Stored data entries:
START
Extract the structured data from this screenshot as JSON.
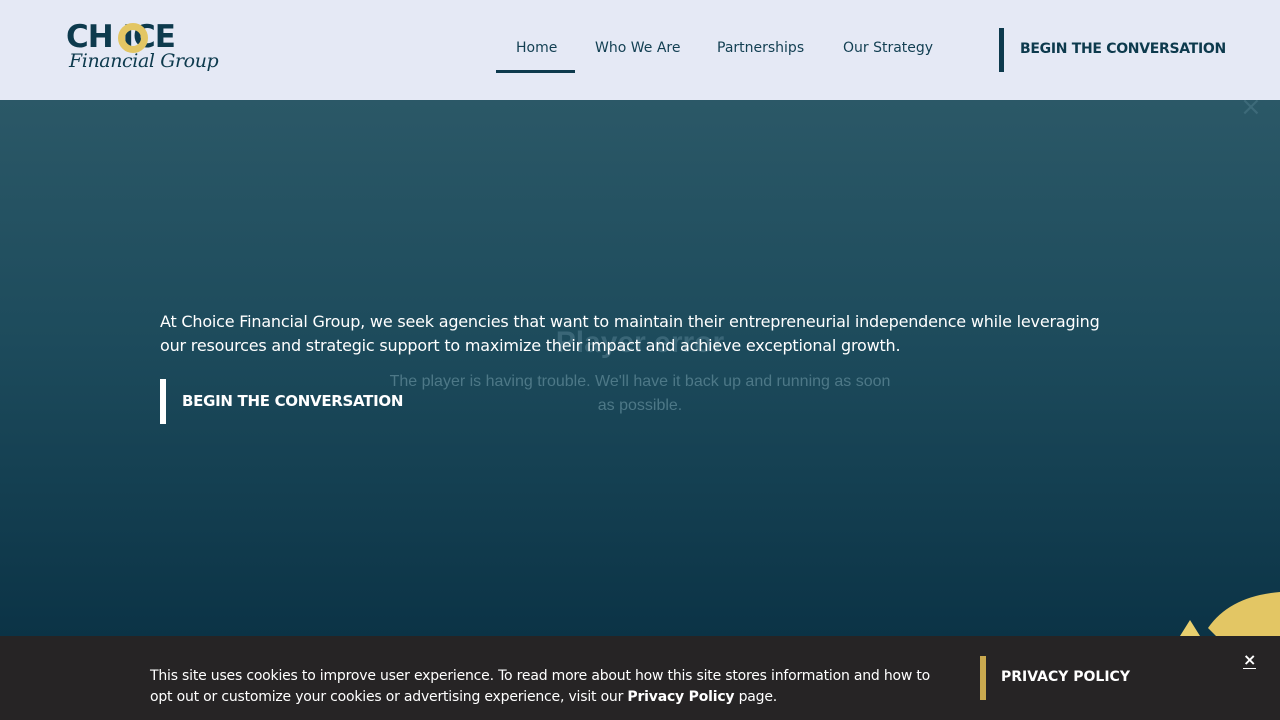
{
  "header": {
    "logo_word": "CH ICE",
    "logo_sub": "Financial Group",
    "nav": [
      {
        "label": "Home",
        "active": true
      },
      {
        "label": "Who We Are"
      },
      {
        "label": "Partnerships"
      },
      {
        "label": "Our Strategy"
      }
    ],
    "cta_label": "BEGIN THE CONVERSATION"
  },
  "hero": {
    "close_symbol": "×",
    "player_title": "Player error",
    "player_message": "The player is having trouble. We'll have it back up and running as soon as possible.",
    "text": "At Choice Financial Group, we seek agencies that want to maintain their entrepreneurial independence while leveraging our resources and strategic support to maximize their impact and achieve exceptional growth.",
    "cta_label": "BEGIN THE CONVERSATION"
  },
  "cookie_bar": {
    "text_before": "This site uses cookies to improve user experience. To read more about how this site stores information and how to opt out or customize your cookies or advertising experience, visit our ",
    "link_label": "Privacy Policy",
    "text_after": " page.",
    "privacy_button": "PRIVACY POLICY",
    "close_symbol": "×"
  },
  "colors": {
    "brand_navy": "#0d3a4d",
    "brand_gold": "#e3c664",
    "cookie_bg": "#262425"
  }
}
END
- **YOUR INSTRUCTIONS**: Every record above should be written out again exactly; the pictures stay out of the copy.

- **ANSWER BELOW**:
Extract the structured data from this screenshot as JSON.
{
  "header": {
    "logo_word": "CH ICE",
    "logo_sub": "Financial Group",
    "nav": [
      {
        "label": "Home",
        "active": true
      },
      {
        "label": "Who We Are"
      },
      {
        "label": "Partnerships"
      },
      {
        "label": "Our Strategy"
      }
    ],
    "cta_label": "BEGIN THE CONVERSATION"
  },
  "hero": {
    "close_symbol": "×",
    "player_title": "Player error",
    "player_message": "The player is having trouble. We'll have it back up and running as soon as possible.",
    "text": "At Choice Financial Group, we seek agencies that want to maintain their entrepreneurial independence while leveraging our resources and strategic support to maximize their impact and achieve exceptional growth.",
    "cta_label": "BEGIN THE CONVERSATION"
  },
  "cookie_bar": {
    "text_before": "This site uses cookies to improve user experience. To read more about how this site stores information and how to opt out or customize your cookies or advertising experience, visit our ",
    "link_label": "Privacy Policy",
    "text_after": " page.",
    "privacy_button": "PRIVACY POLICY",
    "close_symbol": "×"
  },
  "colors": {
    "brand_navy": "#0d3a4d",
    "brand_gold": "#e3c664",
    "cookie_bg": "#262425"
  }
}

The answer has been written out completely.